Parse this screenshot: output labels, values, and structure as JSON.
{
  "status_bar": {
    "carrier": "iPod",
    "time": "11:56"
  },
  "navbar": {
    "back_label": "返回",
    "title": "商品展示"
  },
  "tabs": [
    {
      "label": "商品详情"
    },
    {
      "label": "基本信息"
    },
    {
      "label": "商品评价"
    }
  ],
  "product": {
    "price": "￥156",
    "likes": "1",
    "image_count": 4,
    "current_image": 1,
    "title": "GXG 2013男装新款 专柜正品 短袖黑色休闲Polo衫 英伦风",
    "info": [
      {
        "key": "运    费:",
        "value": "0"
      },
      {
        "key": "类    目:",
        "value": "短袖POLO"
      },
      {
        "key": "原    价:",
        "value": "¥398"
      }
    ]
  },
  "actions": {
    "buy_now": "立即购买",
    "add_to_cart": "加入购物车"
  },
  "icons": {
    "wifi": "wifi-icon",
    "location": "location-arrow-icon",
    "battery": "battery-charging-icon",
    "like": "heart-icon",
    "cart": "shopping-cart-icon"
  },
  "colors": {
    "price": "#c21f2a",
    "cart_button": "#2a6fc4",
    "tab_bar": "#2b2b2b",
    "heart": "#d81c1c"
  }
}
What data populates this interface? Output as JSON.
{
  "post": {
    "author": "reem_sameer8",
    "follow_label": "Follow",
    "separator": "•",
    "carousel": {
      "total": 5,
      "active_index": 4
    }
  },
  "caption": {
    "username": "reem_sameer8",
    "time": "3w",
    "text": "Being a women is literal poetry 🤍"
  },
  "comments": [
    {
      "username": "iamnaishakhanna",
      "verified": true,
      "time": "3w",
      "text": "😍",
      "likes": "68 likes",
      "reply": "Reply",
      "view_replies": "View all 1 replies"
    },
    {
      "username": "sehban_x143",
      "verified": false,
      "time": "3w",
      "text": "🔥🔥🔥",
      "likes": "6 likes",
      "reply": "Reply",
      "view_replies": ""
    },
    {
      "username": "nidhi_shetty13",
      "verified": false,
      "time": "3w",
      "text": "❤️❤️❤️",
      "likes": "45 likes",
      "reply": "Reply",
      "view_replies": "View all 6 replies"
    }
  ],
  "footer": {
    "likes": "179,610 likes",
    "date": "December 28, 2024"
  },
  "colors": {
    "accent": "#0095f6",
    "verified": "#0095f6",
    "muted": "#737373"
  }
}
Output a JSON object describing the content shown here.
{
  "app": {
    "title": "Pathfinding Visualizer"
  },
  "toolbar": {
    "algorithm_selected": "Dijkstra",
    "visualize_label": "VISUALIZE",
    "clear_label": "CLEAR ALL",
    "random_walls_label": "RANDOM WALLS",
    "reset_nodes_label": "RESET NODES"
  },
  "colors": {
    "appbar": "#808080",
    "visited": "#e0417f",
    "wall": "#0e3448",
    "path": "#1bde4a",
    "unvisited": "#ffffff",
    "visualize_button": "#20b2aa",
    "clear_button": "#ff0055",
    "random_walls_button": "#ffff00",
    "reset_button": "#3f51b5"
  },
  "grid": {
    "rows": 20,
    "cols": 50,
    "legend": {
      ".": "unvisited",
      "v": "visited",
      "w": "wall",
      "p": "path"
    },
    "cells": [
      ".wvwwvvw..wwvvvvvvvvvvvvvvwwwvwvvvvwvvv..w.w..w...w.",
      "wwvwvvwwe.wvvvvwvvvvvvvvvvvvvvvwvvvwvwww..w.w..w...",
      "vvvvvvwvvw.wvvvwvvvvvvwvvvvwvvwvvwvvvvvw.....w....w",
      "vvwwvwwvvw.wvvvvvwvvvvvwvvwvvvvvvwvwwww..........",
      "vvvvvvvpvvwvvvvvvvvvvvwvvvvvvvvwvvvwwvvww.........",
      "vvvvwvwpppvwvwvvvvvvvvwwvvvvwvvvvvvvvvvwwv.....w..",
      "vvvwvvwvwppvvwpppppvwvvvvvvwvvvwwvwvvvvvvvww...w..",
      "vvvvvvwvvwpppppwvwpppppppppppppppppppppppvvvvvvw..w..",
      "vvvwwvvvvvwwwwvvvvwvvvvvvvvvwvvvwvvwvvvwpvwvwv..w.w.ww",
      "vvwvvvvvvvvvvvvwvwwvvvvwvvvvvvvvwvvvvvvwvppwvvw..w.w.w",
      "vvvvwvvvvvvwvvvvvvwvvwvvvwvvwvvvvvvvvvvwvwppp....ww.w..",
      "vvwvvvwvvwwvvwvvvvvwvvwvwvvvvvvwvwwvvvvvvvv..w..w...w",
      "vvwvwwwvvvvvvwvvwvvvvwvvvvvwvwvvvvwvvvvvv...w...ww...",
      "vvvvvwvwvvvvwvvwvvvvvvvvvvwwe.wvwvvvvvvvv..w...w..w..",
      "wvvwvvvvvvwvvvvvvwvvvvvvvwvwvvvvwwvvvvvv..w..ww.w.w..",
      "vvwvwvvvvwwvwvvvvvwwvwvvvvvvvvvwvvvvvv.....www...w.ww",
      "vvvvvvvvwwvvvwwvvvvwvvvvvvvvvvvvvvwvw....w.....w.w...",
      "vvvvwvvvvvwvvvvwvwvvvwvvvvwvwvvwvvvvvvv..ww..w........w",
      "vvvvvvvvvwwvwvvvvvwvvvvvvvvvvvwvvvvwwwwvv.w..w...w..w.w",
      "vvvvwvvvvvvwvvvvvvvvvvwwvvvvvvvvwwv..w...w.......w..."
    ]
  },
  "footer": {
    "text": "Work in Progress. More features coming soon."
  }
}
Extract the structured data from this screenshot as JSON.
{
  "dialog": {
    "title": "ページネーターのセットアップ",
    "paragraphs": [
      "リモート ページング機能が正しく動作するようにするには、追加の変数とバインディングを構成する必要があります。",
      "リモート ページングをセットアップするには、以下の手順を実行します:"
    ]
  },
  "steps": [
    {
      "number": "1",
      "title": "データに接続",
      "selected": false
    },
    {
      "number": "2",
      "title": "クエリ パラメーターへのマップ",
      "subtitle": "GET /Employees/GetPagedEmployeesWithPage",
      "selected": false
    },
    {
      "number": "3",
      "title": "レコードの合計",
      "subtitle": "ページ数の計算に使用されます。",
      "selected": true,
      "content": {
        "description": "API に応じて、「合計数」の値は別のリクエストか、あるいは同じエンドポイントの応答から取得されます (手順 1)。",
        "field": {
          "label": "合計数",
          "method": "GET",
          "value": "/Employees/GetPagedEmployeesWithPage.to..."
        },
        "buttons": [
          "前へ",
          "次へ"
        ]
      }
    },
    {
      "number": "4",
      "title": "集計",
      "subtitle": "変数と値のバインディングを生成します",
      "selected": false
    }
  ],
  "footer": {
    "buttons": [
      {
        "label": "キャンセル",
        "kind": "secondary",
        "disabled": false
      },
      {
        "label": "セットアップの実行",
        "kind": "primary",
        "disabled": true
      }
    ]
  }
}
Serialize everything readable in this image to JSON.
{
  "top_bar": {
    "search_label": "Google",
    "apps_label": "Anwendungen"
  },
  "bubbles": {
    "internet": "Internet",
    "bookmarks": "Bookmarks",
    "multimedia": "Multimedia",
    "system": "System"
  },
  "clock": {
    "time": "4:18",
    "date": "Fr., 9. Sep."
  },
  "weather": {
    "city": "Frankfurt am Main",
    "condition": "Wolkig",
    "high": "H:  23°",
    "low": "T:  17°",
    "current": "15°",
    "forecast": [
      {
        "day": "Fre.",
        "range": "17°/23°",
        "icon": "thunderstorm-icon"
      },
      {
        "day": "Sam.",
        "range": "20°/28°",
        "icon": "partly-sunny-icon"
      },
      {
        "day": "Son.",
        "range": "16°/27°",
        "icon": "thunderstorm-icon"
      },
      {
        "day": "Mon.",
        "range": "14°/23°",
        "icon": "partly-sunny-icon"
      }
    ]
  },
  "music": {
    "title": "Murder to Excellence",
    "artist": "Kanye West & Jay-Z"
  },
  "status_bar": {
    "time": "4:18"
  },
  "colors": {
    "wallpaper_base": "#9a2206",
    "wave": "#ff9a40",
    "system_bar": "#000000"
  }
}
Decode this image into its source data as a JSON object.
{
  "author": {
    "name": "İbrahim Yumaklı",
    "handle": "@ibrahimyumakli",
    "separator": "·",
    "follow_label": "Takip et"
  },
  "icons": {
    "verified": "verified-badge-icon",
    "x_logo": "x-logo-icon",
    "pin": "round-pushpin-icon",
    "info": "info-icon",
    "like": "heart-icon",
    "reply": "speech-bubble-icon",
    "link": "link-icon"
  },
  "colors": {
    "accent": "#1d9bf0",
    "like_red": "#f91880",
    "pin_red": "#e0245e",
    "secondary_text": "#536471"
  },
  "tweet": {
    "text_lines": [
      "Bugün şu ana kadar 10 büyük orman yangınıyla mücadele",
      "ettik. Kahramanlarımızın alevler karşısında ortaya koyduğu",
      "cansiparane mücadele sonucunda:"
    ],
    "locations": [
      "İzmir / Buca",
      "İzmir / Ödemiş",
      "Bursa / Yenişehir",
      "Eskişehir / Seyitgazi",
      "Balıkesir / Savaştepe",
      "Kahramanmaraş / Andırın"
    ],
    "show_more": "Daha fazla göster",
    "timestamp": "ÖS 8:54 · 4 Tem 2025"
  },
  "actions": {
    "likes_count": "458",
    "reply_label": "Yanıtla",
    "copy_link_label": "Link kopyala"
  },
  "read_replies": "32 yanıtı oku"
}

################

# PROBLEM TO SOLVE
Search the entries for the string "screenshot" and collect each line that has it.

# THE OUTPUT
Parse this screenshot: output labels, values, and structure as JSON.
Extract the structured data from this screenshot as JSON.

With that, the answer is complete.